### Text extract:
--- Begin ---

According to the World Health Organization, 1.2 billion people – or almost 1 out of 5 people in the world – are without access to safe drinking water. And even in areas with access, 70 percent of water withdrawn from fresh groundwater sources is used for agriculture. But using groundwater to grow crops and trees doesn’t make sense to Pieter Hoff, a Dutch inventor. Not only are traditional irrigation techniques inefficient because most of the water is lost to evaporation, Mr. Hoff says, but water can be easily captured from the atmosphere to grow just about anything.
To prove his point, Mr. Hoff retired from the lily and tulip export business in 2003, established his company, AquaPro, and devoted himself to the development of the Groasis Waterboxx, which he says will grow food crops and trees even in the driest places on earth.
The Waterboxx is a round device made from polypropylene and about the size of car tire — 20 inches in diameter and 10 inches high. An opening at the center of the box provides a space for a plant or tree to germinate and grow.
The box is designed to capture both rainwater and condensation, which collects in the chamber underneath the cover, and prevents the water from evaporating. Mr. Hoff describes it as a “water battery.”
A wick inside taps into the ground beneath the box and drips a small amount of water to the plant’s root system each day. Once the plant or tree has taken root on its own, reaching a water source sometimes several meters below, the box can be removed and used again to start another plant or tree.
Mr. Hoff has recently concluded a three-year test of the Groasis Waterboxx in the Sahara desert in Morocco, an area that gets only a few inches of rainfall each year. Almost 90 percent of the trees planted using the Groasis Waterboxx survived after it was removed.
A test group of trees planted without the box, but watered once a week, produced the opposite result: only 10 percent survived.
This year, Mr. Hoff said he will be conducting more trials across eight countries and some 25 sites, including California wine country and Joshua Tree National Park.

--- End ---

### Given information:
--- Begin ---

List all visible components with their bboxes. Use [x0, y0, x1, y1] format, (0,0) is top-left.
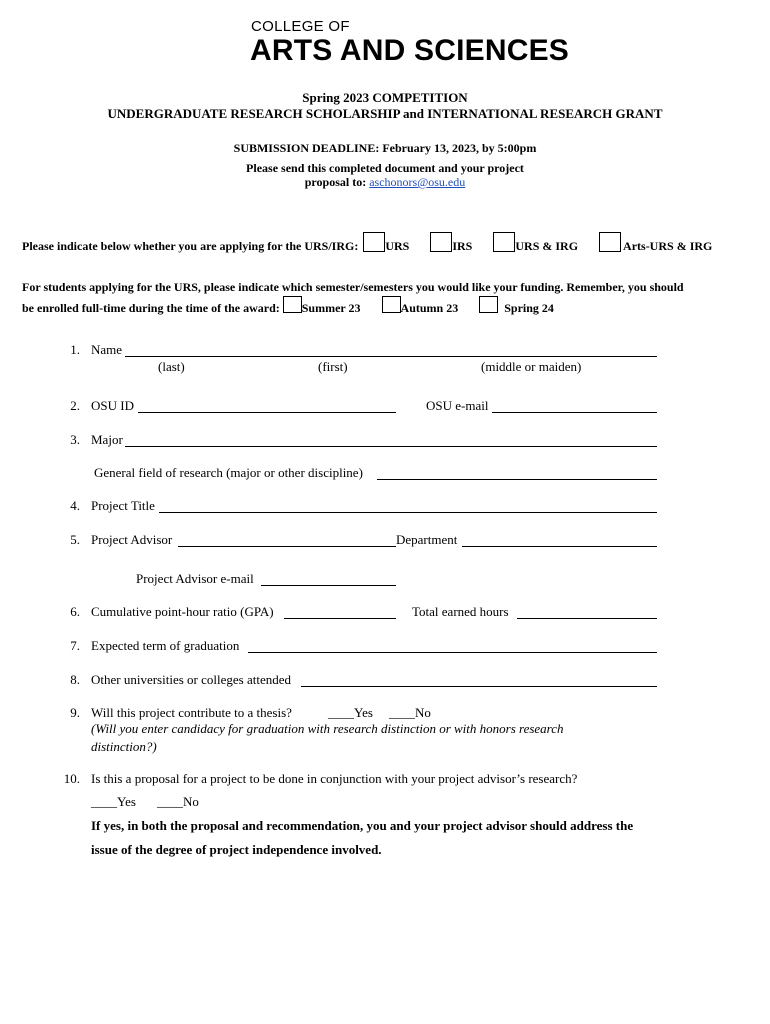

--- End ---

### Problem description:
According to the Waterboxx article, what material is the Groasis Waterboxx made from? Rely only on the article about the Waterboxx, not on the data.

### Result of the task:
Polypropylene.